Transcript data for document pages:
* * * * * * * * *

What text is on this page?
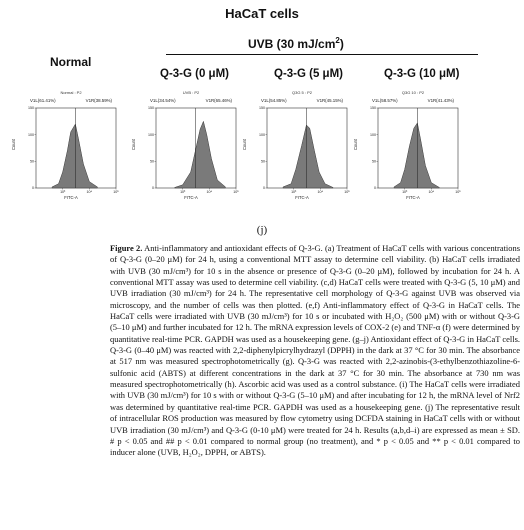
HaCaT cells
Normal
UVB (30 $mJ/cm^2$)
Q-3-G (0 μM)	Q-3-G (5 μM)	Q-3-G (10 μM)
Normal : P2
10³	10⁴	10⁵
0
50
100
150
V1L(61.41%)	V1R(38.59%)
Count
FITC-A
UVB : P2
10³	10⁴	10⁵
0
50
100
150
V1L(34.54%)	V1R(65.46%)
Count
FITC-A
Q3G 5 : P2
10³	10⁴	10⁵
0
50
100
150
V1L(54.85%)	V1R(45.15%)
Count
FITC-A
Q3G 10 : P2
10³	10⁴	10⁵
0
50
100
150
V1L(58.57%)	V1R(41.43%)
Count
FITC-A
(j)
Figure 2. Anti-inflammatory and antioxidant effects of Q-3-G. (a) Treatment of HaCaT cells with various concentrations of Q-3-G (0–20 μM) for 24 h, using a conventional MTT assay to determine cell viability. (b) HaCaT cells irradiated with UVB (30 mJ/cm³) for 10 s in the absence or presence of Q-3-G (0–20 μM), followed by incubation for 24 h. A conventional MTT assay was used to determine cell viability. (c,d) HaCaT cells were treated with Q-3-G (5, 10 μM) and UVB irradiation (30 mJ/cm³) for 24 h. The representative cell morphology of Q-3-G against UVB was observed via microscopy, and the number of cells was then plotted. (e,f) Anti-inflammatory effect of Q-3-G in HaCaT cells. The HaCaT cells were irradiated with UVB (30 mJ/cm³) for 10 s or incubated with H₂O₂ (500 μM) with or without Q-3-G (5–10 μM) and further incubated for 12 h. The mRNA expression levels of COX-2 (e) and TNF-α (f) were determined by quantitative real-time PCR. GAPDH was used as a housekeeping gene. (g–j) Antioxidant effect of Q-3-G in HaCaT cells. Q-3-G (0–40 μM) was reacted with 2,2-diphenylpicrylhydrazyl (DPPH) in the dark at 37 °C for 30 min. The absorbance at 517 nm was measured spectrophotometrically (g). Q-3-G was reacted with 2,2-azinobis-(3-ethylbenzothiazoline-6-sulfonic acid (ABTS) at different concentrations in the dark at 37 °C for 30 min. The absorbance at 730 nm was measured spectrophotometrically (h). Ascorbic acid was used as a control substance. (i) The HaCaT cells were irradiated with UVB (30 mJ/cm³) for 10 s with or without Q-3-G (5–10 μM) and after incubating for 12 h, the mRNA level of Nrf2 was determined by quantitative real-time PCR. GAPDH was used as a housekeeping gene. (j) The representative result of intracellular ROS production was measured by flow cytometry using DCFDA staining in HaCaT cells with or without UVB irradiation (30 mJ/cm³) and Q-3-G (0-10 μM) were treated for 24 h. Results (a,b,d–i) are expressed as mean ± SD. # p < 0.05 and ## p < 0.01 compared to normal group (no treatment), and * p < 0.05 and ** p < 0.01 compared to inducer alone (UVB, H₂O₂, DPPH, or ABTS).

* * * * * * * * *

→ **THE TASK**:
Go through the records and repeat each one exactly, skipping anything that is a picture.

→ **TASK OUTPUT**:
What text is on this page?
HaCaT cells
Normal
UVB (30 $mJ/cm^2$)
Q-3-G (0 μM)	Q-3-G (5 μM)	Q-3-G (10 μM)
Normal : P2
10³	10⁴	10⁵
0
50
100
150
V1L(61.41%)	V1R(38.59%)
Count
FITC-A
UVB : P2
10³	10⁴	10⁵
0
50
100
150
V1L(34.54%)	V1R(65.46%)
Count
FITC-A
Q3G 5 : P2
10³	10⁴	10⁵
0
50
100
150
V1L(54.85%)	V1R(45.15%)
Count
FITC-A
Q3G 10 : P2
10³	10⁴	10⁵
0
50
100
150
V1L(58.57%)	V1R(41.43%)
Count
FITC-A
(j)
Figure 2. Anti-inflammatory and antioxidant effects of Q-3-G. (a) Treatment of HaCaT cells with various concentrations of Q-3-G (0–20 μM) for 24 h, using a conventional MTT assay to determine cell viability. (b) HaCaT cells irradiated with UVB (30 mJ/cm³) for 10 s in the absence or presence of Q-3-G (0–20 μM), followed by incubation for 24 h. A conventional MTT assay was used to determine cell viability. (c,d) HaCaT cells were treated with Q-3-G (5, 10 μM) and UVB irradiation (30 mJ/cm³) for 24 h. The representative cell morphology of Q-3-G against UVB was observed via microscopy, and the number of cells was then plotted. (e,f) Anti-inflammatory effect of Q-3-G in HaCaT cells. The HaCaT cells were irradiated with UVB (30 mJ/cm³) for 10 s or incubated with H₂O₂ (500 μM) with or without Q-3-G (5–10 μM) and further incubated for 12 h. The mRNA expression levels of COX-2 (e) and TNF-α (f) were determined by quantitative real-time PCR. GAPDH was used as a housekeeping gene. (g–j) Antioxidant effect of Q-3-G in HaCaT cells. Q-3-G (0–40 μM) was reacted with 2,2-diphenylpicrylhydrazyl (DPPH) in the dark at 37 °C for 30 min. The absorbance at 517 nm was measured spectrophotometrically (g). Q-3-G was reacted with 2,2-azinobis-(3-ethylbenzothiazoline-6-sulfonic acid (ABTS) at different concentrations in the dark at 37 °C for 30 min. The absorbance at 730 nm was measured spectrophotometrically (h). Ascorbic acid was used as a control substance. (i) The HaCaT cells were irradiated with UVB (30 mJ/cm³) for 10 s with or without Q-3-G (5–10 μM) and after incubating for 12 h, the mRNA level of Nrf2 was determined by quantitative real-time PCR. GAPDH was used as a housekeeping gene. (j) The representative result of intracellular ROS production was measured by flow cytometry using DCFDA staining in HaCaT cells with or without UVB irradiation (30 mJ/cm³) and Q-3-G (0-10 μM) were treated for 24 h. Results (a,b,d–i) are expressed as mean ± SD. # p < 0.05 and ## p < 0.01 compared to normal group (no treatment), and * p < 0.05 and ** p < 0.01 compared to inducer alone (UVB, H₂O₂, DPPH, or ABTS).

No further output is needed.